- STATED GOAL: Reproduce each record below exactly as written.

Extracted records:
++++++++++++++++++++

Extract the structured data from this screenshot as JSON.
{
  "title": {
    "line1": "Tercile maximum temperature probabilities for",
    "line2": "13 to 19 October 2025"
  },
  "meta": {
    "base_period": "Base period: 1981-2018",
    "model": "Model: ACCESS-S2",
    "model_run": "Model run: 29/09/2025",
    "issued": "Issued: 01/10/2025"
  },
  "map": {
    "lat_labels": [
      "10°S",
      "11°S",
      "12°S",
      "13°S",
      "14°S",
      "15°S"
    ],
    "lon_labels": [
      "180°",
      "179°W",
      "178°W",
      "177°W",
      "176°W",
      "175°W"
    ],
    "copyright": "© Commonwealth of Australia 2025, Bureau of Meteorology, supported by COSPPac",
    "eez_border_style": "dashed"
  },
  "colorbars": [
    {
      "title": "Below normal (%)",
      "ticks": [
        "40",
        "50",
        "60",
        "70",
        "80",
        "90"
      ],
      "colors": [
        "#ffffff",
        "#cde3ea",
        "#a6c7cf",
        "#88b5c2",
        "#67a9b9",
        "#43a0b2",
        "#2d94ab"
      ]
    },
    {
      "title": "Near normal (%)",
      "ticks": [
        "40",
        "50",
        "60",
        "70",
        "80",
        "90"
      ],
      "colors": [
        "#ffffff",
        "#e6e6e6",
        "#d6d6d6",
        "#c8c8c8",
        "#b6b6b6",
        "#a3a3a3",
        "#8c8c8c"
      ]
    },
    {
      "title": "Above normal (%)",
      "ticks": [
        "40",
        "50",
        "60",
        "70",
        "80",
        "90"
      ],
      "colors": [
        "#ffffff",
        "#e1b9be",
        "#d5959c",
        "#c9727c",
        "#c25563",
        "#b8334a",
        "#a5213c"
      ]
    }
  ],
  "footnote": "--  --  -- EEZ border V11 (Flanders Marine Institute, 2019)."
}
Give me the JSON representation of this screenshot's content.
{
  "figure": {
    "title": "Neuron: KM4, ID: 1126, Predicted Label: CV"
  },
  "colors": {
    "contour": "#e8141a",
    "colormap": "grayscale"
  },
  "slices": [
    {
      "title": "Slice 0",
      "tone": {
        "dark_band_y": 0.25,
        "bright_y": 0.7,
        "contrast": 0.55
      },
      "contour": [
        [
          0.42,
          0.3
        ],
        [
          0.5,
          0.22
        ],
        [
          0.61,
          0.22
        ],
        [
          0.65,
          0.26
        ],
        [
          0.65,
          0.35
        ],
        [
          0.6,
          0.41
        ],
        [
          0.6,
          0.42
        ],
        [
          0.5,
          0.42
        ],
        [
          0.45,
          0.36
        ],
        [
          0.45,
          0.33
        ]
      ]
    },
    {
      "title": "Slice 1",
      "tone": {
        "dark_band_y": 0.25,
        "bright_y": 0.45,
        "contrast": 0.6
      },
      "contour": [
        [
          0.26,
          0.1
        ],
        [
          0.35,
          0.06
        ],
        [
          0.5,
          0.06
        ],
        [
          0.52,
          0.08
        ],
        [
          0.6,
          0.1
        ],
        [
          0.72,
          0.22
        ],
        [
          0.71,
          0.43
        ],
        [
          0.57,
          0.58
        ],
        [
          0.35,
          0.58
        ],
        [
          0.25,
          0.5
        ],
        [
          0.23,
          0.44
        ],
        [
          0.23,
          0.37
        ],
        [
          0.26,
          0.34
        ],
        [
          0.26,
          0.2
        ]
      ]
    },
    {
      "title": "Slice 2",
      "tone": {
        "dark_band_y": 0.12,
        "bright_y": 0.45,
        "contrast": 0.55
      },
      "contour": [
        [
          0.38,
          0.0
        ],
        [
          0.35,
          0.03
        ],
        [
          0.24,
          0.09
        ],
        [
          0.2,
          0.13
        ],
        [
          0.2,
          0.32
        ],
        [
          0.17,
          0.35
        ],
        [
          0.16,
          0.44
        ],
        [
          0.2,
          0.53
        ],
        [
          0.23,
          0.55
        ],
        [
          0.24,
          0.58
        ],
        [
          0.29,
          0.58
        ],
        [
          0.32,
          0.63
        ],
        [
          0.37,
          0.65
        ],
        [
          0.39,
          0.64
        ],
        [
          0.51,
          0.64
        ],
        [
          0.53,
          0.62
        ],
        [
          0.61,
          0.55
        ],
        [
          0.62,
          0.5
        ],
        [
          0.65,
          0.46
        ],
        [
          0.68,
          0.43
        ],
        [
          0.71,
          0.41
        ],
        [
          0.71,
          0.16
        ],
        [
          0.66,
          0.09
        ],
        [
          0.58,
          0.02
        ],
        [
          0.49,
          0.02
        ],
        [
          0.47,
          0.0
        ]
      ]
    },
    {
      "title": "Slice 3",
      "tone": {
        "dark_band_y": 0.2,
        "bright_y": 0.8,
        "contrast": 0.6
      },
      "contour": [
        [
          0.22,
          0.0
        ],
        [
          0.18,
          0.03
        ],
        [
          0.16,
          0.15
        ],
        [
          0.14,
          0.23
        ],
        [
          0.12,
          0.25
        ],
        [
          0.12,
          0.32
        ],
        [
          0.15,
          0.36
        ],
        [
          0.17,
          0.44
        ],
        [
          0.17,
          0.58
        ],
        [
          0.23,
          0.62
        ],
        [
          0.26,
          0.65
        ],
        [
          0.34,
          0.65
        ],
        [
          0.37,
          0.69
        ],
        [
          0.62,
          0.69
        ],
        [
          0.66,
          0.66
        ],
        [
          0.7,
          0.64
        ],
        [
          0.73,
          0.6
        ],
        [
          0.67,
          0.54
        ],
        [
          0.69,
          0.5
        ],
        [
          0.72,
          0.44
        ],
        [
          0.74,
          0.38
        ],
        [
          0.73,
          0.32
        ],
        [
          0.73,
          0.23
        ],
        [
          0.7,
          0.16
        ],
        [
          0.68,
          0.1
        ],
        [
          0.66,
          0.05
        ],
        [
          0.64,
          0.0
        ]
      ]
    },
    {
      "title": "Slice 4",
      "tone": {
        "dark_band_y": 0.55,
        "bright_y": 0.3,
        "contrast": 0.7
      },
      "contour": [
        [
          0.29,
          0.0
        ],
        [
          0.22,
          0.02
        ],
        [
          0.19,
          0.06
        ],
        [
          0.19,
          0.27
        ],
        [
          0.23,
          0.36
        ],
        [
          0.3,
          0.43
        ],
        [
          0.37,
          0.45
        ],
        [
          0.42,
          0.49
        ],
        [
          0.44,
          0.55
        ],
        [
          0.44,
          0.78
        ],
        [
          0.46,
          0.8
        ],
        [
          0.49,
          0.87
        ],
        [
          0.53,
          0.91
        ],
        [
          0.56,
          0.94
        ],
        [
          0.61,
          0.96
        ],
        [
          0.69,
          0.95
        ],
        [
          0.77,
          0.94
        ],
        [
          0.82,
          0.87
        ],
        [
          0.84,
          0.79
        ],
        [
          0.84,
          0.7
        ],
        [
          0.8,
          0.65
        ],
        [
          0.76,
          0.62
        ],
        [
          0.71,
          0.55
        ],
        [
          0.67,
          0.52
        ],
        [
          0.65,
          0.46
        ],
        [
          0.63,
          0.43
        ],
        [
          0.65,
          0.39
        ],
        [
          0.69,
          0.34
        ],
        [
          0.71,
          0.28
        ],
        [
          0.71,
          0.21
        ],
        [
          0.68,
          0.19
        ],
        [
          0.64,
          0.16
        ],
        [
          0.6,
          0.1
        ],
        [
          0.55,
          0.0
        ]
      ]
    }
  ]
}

++++++++++++++++++++

- TASK RESULT:
Extract the structured data from this screenshot as JSON.
{
  "title": {
    "line1": "Tercile maximum temperature probabilities for",
    "line2": "13 to 19 October 2025"
  },
  "meta": {
    "base_period": "Base period: 1981-2018",
    "model": "Model: ACCESS-S2",
    "model_run": "Model run: 29/09/2025",
    "issued": "Issued: 01/10/2025"
  },
  "map": {
    "lat_labels": [
      "10°S",
      "11°S",
      "12°S",
      "13°S",
      "14°S",
      "15°S"
    ],
    "lon_labels": [
      "180°",
      "179°W",
      "178°W",
      "177°W",
      "176°W",
      "175°W"
    ],
    "copyright": "© Commonwealth of Australia 2025, Bureau of Meteorology, supported by COSPPac",
    "eez_border_style": "dashed"
  },
  "colorbars": [
    {
      "title": "Below normal (%)",
      "ticks": [
        "40",
        "50",
        "60",
        "70",
        "80",
        "90"
      ],
      "colors": [
        "#ffffff",
        "#cde3ea",
        "#a6c7cf",
        "#88b5c2",
        "#67a9b9",
        "#43a0b2",
        "#2d94ab"
      ]
    },
    {
      "title": "Near normal (%)",
      "ticks": [
        "40",
        "50",
        "60",
        "70",
        "80",
        "90"
      ],
      "colors": [
        "#ffffff",
        "#e6e6e6",
        "#d6d6d6",
        "#c8c8c8",
        "#b6b6b6",
        "#a3a3a3",
        "#8c8c8c"
      ]
    },
    {
      "title": "Above normal (%)",
      "ticks": [
        "40",
        "50",
        "60",
        "70",
        "80",
        "90"
      ],
      "colors": [
        "#ffffff",
        "#e1b9be",
        "#d5959c",
        "#c9727c",
        "#c25563",
        "#b8334a",
        "#a5213c"
      ]
    }
  ],
  "footnote": "--  --  -- EEZ border V11 (Flanders Marine Institute, 2019)."
}
Give me the JSON representation of this screenshot's content.
{
  "figure": {
    "title": "Neuron: KM4, ID: 1126, Predicted Label: CV"
  },
  "colors": {
    "contour": "#e8141a",
    "colormap": "grayscale"
  },
  "slices": [
    {
      "title": "Slice 0",
      "tone": {
        "dark_band_y": 0.25,
        "bright_y": 0.7,
        "contrast": 0.55
      },
      "contour": [
        [
          0.42,
          0.3
        ],
        [
          0.5,
          0.22
        ],
        [
          0.61,
          0.22
        ],
        [
          0.65,
          0.26
        ],
        [
          0.65,
          0.35
        ],
        [
          0.6,
          0.41
        ],
        [
          0.6,
          0.42
        ],
        [
          0.5,
          0.42
        ],
        [
          0.45,
          0.36
        ],
        [
          0.45,
          0.33
        ]
      ]
    },
    {
      "title": "Slice 1",
      "tone": {
        "dark_band_y": 0.25,
        "bright_y": 0.45,
        "contrast": 0.6
      },
      "contour": [
        [
          0.26,
          0.1
        ],
        [
          0.35,
          0.06
        ],
        [
          0.5,
          0.06
        ],
        [
          0.52,
          0.08
        ],
        [
          0.6,
          0.1
        ],
        [
          0.72,
          0.22
        ],
        [
          0.71,
          0.43
        ],
        [
          0.57,
          0.58
        ],
        [
          0.35,
          0.58
        ],
        [
          0.25,
          0.5
        ],
        [
          0.23,
          0.44
        ],
        [
          0.23,
          0.37
        ],
        [
          0.26,
          0.34
        ],
        [
          0.26,
          0.2
        ]
      ]
    },
    {
      "title": "Slice 2",
      "tone": {
        "dark_band_y": 0.12,
        "bright_y": 0.45,
        "contrast": 0.55
      },
      "contour": [
        [
          0.38,
          0.0
        ],
        [
          0.35,
          0.03
        ],
        [
          0.24,
          0.09
        ],
        [
          0.2,
          0.13
        ],
        [
          0.2,
          0.32
        ],
        [
          0.17,
          0.35
        ],
        [
          0.16,
          0.44
        ],
        [
          0.2,
          0.53
        ],
        [
          0.23,
          0.55
        ],
        [
          0.24,
          0.58
        ],
        [
          0.29,
          0.58
        ],
        [
          0.32,
          0.63
        ],
        [
          0.37,
          0.65
        ],
        [
          0.39,
          0.64
        ],
        [
          0.51,
          0.64
        ],
        [
          0.53,
          0.62
        ],
        [
          0.61,
          0.55
        ],
        [
          0.62,
          0.5
        ],
        [
          0.65,
          0.46
        ],
        [
          0.68,
          0.43
        ],
        [
          0.71,
          0.41
        ],
        [
          0.71,
          0.16
        ],
        [
          0.66,
          0.09
        ],
        [
          0.58,
          0.02
        ],
        [
          0.49,
          0.02
        ],
        [
          0.47,
          0.0
        ]
      ]
    },
    {
      "title": "Slice 3",
      "tone": {
        "dark_band_y": 0.2,
        "bright_y": 0.8,
        "contrast": 0.6
      },
      "contour": [
        [
          0.22,
          0.0
        ],
        [
          0.18,
          0.03
        ],
        [
          0.16,
          0.15
        ],
        [
          0.14,
          0.23
        ],
        [
          0.12,
          0.25
        ],
        [
          0.12,
          0.32
        ],
        [
          0.15,
          0.36
        ],
        [
          0.17,
          0.44
        ],
        [
          0.17,
          0.58
        ],
        [
          0.23,
          0.62
        ],
        [
          0.26,
          0.65
        ],
        [
          0.34,
          0.65
        ],
        [
          0.37,
          0.69
        ],
        [
          0.62,
          0.69
        ],
        [
          0.66,
          0.66
        ],
        [
          0.7,
          0.64
        ],
        [
          0.73,
          0.6
        ],
        [
          0.67,
          0.54
        ],
        [
          0.69,
          0.5
        ],
        [
          0.72,
          0.44
        ],
        [
          0.74,
          0.38
        ],
        [
          0.73,
          0.32
        ],
        [
          0.73,
          0.23
        ],
        [
          0.7,
          0.16
        ],
        [
          0.68,
          0.1
        ],
        [
          0.66,
          0.05
        ],
        [
          0.64,
          0.0
        ]
      ]
    },
    {
      "title": "Slice 4",
      "tone": {
        "dark_band_y": 0.55,
        "bright_y": 0.3,
        "contrast": 0.7
      },
      "contour": [
        [
          0.29,
          0.0
        ],
        [
          0.22,
          0.02
        ],
        [
          0.19,
          0.06
        ],
        [
          0.19,
          0.27
        ],
        [
          0.23,
          0.36
        ],
        [
          0.3,
          0.43
        ],
        [
          0.37,
          0.45
        ],
        [
          0.42,
          0.49
        ],
        [
          0.44,
          0.55
        ],
        [
          0.44,
          0.78
        ],
        [
          0.46,
          0.8
        ],
        [
          0.49,
          0.87
        ],
        [
          0.53,
          0.91
        ],
        [
          0.56,
          0.94
        ],
        [
          0.61,
          0.96
        ],
        [
          0.69,
          0.95
        ],
        [
          0.77,
          0.94
        ],
        [
          0.82,
          0.87
        ],
        [
          0.84,
          0.79
        ],
        [
          0.84,
          0.7
        ],
        [
          0.8,
          0.65
        ],
        [
          0.76,
          0.62
        ],
        [
          0.71,
          0.55
        ],
        [
          0.67,
          0.52
        ],
        [
          0.65,
          0.46
        ],
        [
          0.63,
          0.43
        ],
        [
          0.65,
          0.39
        ],
        [
          0.69,
          0.34
        ],
        [
          0.71,
          0.28
        ],
        [
          0.71,
          0.21
        ],
        [
          0.68,
          0.19
        ],
        [
          0.64,
          0.16
        ],
        [
          0.6,
          0.1
        ],
        [
          0.55,
          0.0
        ]
      ]
    }
  ]
}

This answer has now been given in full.